(Saved entries)

________

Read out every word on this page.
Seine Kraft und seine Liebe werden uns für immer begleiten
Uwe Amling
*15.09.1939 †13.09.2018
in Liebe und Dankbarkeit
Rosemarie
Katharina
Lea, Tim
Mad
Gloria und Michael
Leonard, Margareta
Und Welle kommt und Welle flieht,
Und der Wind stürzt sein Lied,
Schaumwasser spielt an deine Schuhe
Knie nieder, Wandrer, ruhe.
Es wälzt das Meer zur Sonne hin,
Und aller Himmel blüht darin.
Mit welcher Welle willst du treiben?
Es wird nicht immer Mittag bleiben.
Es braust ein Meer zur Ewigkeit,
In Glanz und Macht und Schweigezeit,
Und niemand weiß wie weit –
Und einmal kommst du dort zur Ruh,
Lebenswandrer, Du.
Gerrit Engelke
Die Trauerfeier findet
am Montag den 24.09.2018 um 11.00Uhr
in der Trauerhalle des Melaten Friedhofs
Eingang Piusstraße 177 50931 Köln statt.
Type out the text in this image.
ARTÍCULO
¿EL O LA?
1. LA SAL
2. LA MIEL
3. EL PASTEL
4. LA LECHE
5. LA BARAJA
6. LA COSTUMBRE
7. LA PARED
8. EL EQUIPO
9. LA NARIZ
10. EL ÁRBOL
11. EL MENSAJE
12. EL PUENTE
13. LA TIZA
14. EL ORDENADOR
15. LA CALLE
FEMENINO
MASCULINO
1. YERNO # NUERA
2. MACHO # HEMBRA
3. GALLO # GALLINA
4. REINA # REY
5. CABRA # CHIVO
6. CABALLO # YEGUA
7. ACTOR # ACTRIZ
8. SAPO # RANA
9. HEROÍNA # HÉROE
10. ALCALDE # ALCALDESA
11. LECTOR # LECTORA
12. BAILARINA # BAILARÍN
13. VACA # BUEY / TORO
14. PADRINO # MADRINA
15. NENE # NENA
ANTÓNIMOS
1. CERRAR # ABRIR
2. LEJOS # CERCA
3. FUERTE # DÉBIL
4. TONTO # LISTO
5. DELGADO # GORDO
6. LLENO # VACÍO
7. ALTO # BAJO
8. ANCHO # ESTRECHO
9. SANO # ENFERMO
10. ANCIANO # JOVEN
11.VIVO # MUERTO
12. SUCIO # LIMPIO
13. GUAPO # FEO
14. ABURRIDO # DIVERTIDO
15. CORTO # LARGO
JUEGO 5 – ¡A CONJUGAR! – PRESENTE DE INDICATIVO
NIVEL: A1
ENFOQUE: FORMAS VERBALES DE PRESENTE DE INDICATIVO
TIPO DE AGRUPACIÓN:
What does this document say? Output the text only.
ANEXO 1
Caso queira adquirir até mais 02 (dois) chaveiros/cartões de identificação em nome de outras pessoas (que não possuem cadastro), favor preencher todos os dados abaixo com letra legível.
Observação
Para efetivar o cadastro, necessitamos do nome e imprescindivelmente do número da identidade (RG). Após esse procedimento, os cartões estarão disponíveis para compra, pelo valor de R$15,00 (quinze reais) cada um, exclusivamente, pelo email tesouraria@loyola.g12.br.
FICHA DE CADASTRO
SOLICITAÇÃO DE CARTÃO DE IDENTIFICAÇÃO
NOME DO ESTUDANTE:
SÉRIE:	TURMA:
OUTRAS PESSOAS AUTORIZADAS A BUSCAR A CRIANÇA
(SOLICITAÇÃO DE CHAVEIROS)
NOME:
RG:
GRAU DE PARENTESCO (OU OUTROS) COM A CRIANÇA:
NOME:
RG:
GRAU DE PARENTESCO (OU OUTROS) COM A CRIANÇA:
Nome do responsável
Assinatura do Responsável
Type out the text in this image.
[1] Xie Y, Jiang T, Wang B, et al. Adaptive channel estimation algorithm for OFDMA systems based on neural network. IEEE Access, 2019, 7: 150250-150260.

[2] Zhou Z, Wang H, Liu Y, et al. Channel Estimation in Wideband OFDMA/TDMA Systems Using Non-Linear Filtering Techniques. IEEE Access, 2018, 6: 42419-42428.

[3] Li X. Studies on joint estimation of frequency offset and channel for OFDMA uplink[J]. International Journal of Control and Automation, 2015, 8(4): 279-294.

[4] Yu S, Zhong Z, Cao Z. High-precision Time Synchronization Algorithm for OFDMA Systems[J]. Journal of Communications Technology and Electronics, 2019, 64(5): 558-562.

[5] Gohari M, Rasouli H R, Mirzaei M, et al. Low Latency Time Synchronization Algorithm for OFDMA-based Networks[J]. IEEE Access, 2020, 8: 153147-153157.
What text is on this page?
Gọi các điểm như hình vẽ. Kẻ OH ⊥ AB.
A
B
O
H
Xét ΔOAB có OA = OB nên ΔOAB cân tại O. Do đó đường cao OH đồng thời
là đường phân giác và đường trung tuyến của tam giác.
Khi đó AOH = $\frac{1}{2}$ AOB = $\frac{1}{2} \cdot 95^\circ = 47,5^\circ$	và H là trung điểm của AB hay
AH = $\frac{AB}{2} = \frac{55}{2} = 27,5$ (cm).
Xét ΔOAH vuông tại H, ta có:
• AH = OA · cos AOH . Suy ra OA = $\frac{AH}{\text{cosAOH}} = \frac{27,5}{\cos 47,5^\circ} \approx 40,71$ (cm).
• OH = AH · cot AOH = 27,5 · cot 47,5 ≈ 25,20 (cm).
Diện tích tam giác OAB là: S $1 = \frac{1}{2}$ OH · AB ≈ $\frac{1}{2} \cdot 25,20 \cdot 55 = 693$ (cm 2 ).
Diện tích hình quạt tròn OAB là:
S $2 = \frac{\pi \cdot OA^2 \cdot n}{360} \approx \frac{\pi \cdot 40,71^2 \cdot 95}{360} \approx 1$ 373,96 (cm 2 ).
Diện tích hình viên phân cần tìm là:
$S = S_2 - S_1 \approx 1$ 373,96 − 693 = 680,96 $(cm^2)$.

________

**Exercise prompt**.
Repeat exactly the lines above, starting with the line that contains "What text is on this page?" and ending with the last line, both included, and nothing else.

**Answer to the task**.
What text is on this page?
Gọi các điểm như hình vẽ. Kẻ OH ⊥ AB.
A
B
O
H
Xét ΔOAB có OA = OB nên ΔOAB cân tại O. Do đó đường cao OH đồng thời
là đường phân giác và đường trung tuyến của tam giác.
Khi đó AOH = $\frac{1}{2}$ AOB = $\frac{1}{2} \cdot 95^\circ = 47,5^\circ$	và H là trung điểm của AB hay
AH = $\frac{AB}{2} = \frac{55}{2} = 27,5$ (cm).
Xét ΔOAH vuông tại H, ta có:
• AH = OA · cos AOH . Suy ra OA = $\frac{AH}{\text{cosAOH}} = \frac{27,5}{\cos 47,5^\circ} \approx 40,71$ (cm).
• OH = AH · cot AOH = 27,5 · cot 47,5 ≈ 25,20 (cm).
Diện tích tam giác OAB là: S $1 = \frac{1}{2}$ OH · AB ≈ $\frac{1}{2} \cdot 25,20 \cdot 55 = 693$ (cm 2 ).
Diện tích hình quạt tròn OAB là:
S $2 = \frac{\pi \cdot OA^2 \cdot n}{360} \approx \frac{\pi \cdot 40,71^2 \cdot 95}{360} \approx 1$ 373,96 (cm 2 ).
Diện tích hình viên phân cần tìm là:
$S = S_2 - S_1 \approx 1$ 373,96 − 693 = 680,96 $(cm^2)$.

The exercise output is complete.